▶ [THE EXERCISE]
Work through the data line by line, gathering every line that has the word "this".

⁂

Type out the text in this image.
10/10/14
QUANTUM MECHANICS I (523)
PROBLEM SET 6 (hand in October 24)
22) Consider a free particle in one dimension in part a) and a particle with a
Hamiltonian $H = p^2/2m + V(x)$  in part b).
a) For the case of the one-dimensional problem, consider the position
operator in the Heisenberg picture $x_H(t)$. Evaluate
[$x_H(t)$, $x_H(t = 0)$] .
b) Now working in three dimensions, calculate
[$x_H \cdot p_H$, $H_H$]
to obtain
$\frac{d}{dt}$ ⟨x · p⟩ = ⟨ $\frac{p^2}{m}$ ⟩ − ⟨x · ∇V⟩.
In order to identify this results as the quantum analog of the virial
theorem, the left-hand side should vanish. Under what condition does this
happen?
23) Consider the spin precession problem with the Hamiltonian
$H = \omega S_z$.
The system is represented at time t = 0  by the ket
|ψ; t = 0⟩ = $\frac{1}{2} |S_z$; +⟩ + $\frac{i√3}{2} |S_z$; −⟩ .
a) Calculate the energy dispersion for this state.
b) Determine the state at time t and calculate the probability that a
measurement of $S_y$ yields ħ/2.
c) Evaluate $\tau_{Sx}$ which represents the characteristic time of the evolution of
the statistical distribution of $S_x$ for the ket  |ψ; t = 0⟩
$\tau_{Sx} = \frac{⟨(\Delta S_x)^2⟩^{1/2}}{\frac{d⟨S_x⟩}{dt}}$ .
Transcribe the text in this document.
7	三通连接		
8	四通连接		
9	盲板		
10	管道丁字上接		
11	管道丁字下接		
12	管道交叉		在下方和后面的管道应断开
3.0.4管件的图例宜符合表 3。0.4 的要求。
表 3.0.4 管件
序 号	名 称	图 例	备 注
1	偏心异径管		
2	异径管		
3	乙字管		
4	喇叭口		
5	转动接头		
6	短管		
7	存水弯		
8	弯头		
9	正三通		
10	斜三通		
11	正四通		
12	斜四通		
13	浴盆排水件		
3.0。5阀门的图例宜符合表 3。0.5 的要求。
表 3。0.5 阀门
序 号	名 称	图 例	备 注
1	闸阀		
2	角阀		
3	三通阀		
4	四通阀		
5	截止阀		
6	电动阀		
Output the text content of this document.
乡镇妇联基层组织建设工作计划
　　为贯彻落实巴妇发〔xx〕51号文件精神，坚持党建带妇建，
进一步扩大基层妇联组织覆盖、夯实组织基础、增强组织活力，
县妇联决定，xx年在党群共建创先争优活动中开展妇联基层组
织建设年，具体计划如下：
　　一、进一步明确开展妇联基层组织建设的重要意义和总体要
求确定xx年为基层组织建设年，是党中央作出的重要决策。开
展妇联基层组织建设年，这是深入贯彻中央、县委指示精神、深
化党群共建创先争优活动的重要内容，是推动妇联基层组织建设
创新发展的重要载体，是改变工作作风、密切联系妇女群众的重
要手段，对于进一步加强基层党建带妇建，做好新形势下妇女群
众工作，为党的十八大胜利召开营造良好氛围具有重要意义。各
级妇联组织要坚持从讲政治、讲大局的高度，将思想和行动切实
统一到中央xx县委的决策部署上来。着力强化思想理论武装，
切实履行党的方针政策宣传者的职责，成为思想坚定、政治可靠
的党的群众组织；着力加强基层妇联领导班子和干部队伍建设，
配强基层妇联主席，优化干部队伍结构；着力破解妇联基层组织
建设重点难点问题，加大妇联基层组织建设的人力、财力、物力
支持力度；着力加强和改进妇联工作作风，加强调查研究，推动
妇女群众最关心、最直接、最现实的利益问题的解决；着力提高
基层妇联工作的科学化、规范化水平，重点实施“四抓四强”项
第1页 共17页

⁂

▶ [FULL OUTPUT]
Type out the text in this image.
In order to identify this results as the quantum analog of the virial
theorem, the left-hand side should vanish. Under what condition does this
a) Calculate the energy dispersion for this state.
Transcribe the text in this document.
Output the text content of this document.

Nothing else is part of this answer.